> [STATED GOAL]:
State how many lines of the records contain the string "have", and give no other information.

# START OF INPUT DATA

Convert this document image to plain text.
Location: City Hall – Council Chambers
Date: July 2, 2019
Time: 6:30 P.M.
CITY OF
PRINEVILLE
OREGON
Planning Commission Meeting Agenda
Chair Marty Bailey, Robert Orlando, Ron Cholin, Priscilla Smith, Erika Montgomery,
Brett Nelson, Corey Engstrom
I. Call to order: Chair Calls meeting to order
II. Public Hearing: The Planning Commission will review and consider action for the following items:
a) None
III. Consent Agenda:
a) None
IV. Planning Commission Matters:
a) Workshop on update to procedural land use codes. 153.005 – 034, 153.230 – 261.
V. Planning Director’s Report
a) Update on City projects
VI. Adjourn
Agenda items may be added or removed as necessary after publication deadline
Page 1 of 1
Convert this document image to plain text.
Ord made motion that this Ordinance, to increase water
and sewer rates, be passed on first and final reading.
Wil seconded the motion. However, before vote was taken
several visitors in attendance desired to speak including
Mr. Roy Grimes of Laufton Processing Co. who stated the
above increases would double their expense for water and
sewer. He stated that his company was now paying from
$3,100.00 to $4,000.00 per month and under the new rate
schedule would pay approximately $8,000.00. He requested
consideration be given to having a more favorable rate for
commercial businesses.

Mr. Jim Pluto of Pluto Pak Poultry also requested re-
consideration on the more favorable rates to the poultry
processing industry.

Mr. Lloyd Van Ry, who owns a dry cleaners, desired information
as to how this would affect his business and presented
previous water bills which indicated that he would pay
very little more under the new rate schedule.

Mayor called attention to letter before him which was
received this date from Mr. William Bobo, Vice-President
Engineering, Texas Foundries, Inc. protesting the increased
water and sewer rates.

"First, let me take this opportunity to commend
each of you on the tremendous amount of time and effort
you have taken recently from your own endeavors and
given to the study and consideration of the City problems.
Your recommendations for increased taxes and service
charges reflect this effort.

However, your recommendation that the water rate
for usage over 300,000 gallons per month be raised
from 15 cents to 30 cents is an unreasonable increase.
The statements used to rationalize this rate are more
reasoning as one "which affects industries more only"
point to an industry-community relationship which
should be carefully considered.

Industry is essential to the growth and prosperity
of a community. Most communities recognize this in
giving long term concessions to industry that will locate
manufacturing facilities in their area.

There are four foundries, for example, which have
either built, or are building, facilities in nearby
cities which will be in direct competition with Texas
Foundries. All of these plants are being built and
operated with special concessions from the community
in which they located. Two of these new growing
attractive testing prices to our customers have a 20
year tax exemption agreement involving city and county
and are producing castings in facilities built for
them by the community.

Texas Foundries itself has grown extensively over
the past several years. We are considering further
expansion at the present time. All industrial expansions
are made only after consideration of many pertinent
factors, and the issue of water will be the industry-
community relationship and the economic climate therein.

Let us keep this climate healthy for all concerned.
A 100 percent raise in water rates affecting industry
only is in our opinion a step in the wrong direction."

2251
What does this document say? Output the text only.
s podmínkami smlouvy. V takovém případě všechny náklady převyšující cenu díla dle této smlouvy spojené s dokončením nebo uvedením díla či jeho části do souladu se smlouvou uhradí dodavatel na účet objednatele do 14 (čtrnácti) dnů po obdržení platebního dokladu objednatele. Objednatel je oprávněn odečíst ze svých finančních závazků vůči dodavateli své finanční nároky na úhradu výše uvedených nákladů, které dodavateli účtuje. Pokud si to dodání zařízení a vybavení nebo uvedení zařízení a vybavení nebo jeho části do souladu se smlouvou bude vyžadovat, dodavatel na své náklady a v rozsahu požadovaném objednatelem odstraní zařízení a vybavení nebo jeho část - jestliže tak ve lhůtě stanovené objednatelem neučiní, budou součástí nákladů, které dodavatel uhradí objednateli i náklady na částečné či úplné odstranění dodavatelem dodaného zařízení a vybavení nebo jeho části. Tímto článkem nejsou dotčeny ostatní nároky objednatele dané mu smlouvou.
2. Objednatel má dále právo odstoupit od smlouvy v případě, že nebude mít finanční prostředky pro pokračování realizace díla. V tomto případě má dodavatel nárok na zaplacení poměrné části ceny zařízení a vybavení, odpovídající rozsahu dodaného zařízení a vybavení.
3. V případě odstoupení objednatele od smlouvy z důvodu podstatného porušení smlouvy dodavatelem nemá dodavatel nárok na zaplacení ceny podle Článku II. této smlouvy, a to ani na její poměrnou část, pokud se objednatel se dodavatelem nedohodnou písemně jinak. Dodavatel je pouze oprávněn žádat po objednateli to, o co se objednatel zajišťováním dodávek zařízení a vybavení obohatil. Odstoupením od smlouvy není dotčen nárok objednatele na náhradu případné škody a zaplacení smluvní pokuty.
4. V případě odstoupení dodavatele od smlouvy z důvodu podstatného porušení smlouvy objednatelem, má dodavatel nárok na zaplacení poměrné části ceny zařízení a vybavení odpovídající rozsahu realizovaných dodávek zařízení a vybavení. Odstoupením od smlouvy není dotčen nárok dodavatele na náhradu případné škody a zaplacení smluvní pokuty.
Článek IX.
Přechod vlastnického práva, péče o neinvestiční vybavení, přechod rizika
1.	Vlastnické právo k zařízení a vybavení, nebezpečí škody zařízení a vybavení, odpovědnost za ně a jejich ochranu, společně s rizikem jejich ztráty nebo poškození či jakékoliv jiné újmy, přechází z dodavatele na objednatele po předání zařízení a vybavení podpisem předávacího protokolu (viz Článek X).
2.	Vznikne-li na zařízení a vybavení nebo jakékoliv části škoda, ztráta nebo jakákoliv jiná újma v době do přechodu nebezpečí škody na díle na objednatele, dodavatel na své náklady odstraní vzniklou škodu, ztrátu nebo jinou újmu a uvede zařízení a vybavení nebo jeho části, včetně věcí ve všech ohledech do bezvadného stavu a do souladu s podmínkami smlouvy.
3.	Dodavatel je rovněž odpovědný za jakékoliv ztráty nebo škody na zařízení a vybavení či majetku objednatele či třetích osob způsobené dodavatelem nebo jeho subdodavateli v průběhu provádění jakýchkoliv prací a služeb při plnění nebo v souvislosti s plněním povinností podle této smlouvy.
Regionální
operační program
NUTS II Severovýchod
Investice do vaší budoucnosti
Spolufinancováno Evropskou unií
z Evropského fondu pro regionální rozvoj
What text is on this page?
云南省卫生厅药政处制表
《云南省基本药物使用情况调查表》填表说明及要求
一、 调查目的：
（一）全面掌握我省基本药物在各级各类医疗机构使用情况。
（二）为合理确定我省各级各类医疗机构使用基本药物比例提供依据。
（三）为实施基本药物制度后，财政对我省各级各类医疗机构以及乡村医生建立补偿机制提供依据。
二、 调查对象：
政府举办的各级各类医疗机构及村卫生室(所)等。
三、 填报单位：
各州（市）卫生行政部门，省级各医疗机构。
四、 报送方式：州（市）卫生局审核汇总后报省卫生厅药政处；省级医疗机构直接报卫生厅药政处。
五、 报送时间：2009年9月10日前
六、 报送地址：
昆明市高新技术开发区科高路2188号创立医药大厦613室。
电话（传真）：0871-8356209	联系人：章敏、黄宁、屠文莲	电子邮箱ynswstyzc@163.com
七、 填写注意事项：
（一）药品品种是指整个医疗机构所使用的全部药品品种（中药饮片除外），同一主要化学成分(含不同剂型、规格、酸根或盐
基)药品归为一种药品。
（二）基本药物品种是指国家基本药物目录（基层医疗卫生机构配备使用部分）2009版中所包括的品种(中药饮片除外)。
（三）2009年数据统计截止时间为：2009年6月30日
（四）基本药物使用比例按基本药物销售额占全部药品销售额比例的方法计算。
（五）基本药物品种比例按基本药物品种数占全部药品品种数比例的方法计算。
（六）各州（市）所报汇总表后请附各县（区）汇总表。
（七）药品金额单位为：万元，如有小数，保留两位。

# END OF INPUT DATA

> [RESULT]:
3